• Aim:
From the entries below, copy every line where the string "title" appears.

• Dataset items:
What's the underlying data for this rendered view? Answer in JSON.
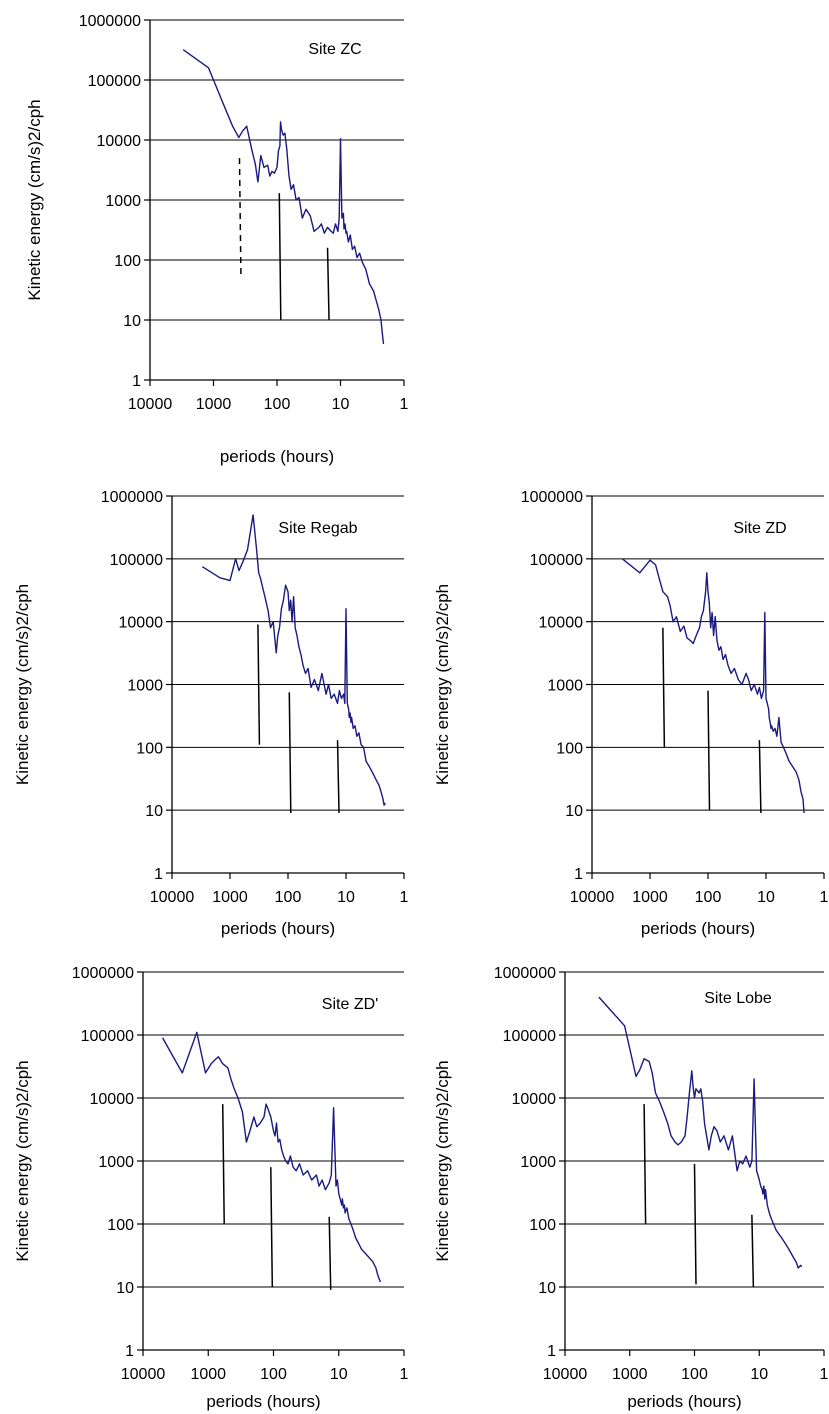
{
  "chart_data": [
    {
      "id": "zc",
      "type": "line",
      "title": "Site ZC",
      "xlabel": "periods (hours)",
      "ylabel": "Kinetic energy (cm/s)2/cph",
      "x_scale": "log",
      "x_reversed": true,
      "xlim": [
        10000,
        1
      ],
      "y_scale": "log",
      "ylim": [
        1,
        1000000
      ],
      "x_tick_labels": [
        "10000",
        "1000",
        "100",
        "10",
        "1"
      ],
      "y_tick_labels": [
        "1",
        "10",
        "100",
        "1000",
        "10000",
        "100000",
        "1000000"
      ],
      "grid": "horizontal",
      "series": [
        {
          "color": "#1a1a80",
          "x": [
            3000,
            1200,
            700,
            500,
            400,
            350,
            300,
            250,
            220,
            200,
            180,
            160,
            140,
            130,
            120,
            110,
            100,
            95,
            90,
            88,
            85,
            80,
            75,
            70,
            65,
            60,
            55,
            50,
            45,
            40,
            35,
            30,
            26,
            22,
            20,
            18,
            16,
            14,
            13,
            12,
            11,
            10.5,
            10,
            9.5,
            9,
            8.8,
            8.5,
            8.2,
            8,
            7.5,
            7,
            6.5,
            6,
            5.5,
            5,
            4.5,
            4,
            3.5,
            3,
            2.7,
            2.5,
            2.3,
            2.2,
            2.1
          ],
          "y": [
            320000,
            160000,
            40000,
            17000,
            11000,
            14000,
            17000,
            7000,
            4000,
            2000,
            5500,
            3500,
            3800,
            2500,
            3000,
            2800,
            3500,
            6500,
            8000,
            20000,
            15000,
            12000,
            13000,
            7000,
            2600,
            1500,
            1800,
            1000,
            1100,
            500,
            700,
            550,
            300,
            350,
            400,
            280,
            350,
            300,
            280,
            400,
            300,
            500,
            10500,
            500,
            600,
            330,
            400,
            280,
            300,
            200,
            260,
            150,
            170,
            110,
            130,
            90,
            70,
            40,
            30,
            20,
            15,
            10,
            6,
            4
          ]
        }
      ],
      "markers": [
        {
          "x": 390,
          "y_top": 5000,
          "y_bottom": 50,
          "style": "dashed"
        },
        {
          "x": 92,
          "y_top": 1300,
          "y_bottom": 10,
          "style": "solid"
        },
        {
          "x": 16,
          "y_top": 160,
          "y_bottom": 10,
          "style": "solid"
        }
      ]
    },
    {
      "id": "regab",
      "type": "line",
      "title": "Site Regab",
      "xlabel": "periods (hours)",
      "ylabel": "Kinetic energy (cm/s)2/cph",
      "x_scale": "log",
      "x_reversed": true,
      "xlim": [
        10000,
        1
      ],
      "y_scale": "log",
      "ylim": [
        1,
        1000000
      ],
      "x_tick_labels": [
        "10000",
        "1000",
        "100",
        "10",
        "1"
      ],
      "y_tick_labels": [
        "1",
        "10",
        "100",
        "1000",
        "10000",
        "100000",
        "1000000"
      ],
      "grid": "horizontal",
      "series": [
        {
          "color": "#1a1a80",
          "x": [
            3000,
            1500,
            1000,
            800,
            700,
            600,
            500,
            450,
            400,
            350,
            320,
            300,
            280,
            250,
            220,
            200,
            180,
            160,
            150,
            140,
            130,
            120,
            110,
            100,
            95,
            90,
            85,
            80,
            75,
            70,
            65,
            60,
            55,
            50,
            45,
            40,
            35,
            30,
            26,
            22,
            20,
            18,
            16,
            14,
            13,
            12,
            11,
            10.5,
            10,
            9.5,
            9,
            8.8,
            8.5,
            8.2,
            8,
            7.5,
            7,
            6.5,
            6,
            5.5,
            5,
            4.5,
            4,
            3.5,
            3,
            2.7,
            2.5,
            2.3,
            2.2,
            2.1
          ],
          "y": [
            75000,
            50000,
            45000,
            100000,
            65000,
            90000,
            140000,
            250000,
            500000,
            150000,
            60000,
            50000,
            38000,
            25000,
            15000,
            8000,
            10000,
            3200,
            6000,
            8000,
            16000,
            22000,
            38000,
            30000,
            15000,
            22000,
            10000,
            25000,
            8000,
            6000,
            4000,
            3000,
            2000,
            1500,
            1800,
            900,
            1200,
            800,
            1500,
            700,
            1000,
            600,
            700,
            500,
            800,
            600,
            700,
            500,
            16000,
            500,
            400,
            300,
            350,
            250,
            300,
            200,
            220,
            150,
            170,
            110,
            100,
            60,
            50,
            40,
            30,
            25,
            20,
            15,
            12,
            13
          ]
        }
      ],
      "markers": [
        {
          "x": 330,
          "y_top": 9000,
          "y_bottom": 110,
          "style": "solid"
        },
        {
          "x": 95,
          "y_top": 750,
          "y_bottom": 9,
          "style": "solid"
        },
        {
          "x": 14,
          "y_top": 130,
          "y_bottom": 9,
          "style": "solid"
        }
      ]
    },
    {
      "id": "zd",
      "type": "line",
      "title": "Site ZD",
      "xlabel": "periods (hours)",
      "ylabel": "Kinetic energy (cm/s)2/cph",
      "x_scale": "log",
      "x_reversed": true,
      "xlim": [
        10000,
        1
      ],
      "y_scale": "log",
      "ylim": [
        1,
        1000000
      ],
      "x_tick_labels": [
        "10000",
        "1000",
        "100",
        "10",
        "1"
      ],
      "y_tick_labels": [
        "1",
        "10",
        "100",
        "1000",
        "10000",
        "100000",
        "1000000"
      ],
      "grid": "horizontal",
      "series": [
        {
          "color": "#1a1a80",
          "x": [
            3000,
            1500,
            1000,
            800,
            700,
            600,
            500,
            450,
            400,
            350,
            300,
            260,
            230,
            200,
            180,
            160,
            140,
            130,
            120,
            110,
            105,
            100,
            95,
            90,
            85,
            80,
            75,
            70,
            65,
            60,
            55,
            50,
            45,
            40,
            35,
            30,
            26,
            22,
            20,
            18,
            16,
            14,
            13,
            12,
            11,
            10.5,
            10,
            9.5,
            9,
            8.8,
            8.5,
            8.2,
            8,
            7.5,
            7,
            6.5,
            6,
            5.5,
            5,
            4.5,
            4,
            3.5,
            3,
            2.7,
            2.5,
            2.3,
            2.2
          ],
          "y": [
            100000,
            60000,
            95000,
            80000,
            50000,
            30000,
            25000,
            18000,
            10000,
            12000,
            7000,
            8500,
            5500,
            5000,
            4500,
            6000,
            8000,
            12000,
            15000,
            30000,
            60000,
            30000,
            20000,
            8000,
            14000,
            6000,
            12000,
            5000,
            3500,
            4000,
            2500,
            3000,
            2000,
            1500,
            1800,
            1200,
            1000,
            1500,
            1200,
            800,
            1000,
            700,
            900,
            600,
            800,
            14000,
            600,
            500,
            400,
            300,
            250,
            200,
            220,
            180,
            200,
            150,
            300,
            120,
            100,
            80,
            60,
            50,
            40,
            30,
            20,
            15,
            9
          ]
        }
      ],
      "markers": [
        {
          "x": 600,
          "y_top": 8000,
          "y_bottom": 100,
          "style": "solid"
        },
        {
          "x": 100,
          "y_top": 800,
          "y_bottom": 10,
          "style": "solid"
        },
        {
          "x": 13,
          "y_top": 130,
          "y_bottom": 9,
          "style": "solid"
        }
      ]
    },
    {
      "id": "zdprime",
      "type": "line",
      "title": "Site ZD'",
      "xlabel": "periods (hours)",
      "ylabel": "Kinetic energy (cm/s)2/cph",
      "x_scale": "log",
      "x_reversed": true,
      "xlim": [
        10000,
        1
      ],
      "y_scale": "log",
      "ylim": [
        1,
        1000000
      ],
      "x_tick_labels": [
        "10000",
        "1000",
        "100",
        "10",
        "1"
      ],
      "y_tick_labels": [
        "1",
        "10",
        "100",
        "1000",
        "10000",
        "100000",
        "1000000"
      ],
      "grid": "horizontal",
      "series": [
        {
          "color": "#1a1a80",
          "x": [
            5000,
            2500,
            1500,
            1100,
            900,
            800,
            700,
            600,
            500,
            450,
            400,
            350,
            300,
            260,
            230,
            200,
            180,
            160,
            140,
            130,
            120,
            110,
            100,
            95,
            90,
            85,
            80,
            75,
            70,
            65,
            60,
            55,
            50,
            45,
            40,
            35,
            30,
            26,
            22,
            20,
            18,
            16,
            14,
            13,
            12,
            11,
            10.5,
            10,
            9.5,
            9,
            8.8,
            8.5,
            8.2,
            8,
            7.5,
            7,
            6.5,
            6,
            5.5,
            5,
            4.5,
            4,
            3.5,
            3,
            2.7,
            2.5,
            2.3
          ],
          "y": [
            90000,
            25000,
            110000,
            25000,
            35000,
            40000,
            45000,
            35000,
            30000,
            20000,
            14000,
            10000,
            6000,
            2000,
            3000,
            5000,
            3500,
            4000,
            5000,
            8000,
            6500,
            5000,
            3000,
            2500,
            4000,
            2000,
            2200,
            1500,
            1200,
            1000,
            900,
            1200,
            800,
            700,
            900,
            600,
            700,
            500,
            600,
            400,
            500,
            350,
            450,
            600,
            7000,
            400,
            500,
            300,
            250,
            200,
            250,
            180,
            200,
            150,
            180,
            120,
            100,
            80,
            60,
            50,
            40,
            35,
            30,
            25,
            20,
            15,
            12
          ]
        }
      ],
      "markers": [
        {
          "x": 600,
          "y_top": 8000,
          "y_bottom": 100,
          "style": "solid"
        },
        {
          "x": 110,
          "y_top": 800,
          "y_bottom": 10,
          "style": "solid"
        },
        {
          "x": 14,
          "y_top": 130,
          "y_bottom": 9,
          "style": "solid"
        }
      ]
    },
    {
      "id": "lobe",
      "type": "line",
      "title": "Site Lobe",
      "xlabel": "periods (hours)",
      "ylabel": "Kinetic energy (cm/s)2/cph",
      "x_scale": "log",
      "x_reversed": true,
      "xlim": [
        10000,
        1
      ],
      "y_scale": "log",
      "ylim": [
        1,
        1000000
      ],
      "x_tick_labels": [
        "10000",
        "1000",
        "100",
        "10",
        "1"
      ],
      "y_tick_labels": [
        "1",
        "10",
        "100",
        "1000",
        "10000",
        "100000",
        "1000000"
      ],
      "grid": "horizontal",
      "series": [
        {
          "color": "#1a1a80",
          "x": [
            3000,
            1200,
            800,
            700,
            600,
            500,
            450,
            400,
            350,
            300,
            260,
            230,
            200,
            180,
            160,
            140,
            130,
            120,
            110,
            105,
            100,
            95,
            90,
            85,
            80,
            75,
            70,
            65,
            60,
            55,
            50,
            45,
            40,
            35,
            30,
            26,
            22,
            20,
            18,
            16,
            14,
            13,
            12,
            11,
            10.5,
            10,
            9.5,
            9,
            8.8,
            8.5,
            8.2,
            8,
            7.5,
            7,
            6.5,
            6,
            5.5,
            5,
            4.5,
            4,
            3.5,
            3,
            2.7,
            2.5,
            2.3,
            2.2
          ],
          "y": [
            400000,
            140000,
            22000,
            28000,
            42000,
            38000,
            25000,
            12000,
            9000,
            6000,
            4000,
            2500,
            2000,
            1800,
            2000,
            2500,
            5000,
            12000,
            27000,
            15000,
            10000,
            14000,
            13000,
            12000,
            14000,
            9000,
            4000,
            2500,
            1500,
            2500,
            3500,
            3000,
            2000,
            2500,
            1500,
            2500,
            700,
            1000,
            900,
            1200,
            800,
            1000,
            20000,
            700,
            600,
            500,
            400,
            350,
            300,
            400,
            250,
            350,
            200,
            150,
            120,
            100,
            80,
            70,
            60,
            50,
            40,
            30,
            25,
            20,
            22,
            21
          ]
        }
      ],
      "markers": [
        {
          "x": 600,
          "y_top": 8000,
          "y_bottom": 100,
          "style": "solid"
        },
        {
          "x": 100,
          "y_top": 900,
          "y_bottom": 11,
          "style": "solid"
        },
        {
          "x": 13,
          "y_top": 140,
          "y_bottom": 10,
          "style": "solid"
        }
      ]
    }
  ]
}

• Written answer:
      "title": "Site ZC",
      "title": "Site Regab",
      "title": "Site ZD",
      "title": "Site ZD'",
      "title": "Site Lobe",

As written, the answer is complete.